• [Dataset excerpts]:
********

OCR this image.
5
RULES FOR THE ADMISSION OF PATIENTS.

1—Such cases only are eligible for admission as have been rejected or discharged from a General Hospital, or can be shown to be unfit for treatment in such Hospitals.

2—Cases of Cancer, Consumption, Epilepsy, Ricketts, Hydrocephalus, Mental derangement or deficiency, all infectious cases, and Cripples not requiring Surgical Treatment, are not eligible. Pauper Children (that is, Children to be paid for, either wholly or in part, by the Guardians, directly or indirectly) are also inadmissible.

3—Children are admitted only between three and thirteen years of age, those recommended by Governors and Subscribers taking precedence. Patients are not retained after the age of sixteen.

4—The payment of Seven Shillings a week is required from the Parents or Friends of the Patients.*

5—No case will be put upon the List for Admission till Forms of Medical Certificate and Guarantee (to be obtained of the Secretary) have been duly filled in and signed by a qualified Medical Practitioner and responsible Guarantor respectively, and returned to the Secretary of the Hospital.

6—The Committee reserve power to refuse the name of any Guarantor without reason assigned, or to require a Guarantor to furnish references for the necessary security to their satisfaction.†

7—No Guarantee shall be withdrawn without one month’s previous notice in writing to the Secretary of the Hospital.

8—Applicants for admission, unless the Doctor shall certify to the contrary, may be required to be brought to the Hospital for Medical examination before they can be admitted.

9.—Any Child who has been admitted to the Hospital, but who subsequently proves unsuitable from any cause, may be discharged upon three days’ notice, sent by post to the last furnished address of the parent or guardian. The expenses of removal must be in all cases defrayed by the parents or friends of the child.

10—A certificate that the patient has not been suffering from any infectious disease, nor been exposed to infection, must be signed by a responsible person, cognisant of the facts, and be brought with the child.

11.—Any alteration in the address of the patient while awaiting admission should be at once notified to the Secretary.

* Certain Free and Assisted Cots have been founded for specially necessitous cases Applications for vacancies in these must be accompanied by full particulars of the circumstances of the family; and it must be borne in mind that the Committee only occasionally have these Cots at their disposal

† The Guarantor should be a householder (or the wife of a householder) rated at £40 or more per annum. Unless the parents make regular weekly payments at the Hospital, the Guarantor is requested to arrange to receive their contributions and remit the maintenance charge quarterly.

********

Every piece of the data must be set down exactly. Omit nothing.

OCR this image.
5
RULES FOR THE ADMISSION OF PATIENTS.

1—Such cases only are eligible for admission as have been rejected or discharged from a General Hospital, or can be shown to be unfit for treatment in such Hospitals.

2—Cases of Cancer, Consumption, Epilepsy, Ricketts, Hydrocephalus, Mental derangement or deficiency, all infectious cases, and Cripples not requiring Surgical Treatment, are not eligible. Pauper Children (that is, Children to be paid for, either wholly or in part, by the Guardians, directly or indirectly) are also inadmissible.

3—Children are admitted only between three and thirteen years of age, those recommended by Governors and Subscribers taking precedence. Patients are not retained after the age of sixteen.

4—The payment of Seven Shillings a week is required from the Parents or Friends of the Patients.*

5—No case will be put upon the List for Admission till Forms of Medical Certificate and Guarantee (to be obtained of the Secretary) have been duly filled in and signed by a qualified Medical Practitioner and responsible Guarantor respectively, and returned to the Secretary of the Hospital.

6—The Committee reserve power to refuse the name of any Guarantor without reason assigned, or to require a Guarantor to furnish references for the necessary security to their satisfaction.†

7—No Guarantee shall be withdrawn without one month’s previous notice in writing to the Secretary of the Hospital.

8—Applicants for admission, unless the Doctor shall certify to the contrary, may be required to be brought to the Hospital for Medical examination before they can be admitted.

9.—Any Child who has been admitted to the Hospital, but who subsequently proves unsuitable from any cause, may be discharged upon three days’ notice, sent by post to the last furnished address of the parent or guardian. The expenses of removal must be in all cases defrayed by the parents or friends of the child.

10—A certificate that the patient has not been suffering from any infectious disease, nor been exposed to infection, must be signed by a responsible person, cognisant of the facts, and be brought with the child.

11.—Any alteration in the address of the patient while awaiting admission should be at once notified to the Secretary.

* Certain Free and Assisted Cots have been founded for specially necessitous cases Applications for vacancies in these must be accompanied by full particulars of the circumstances of the family; and it must be borne in mind that the Committee only occasionally have these Cots at their disposal

† The Guarantor should be a householder (or the wife of a householder) rated at £40 or more per annum. Unless the parents make regular weekly payments at the Hospital, the Guarantor is requested to arrange to receive their contributions and remit the maintenance charge quarterly.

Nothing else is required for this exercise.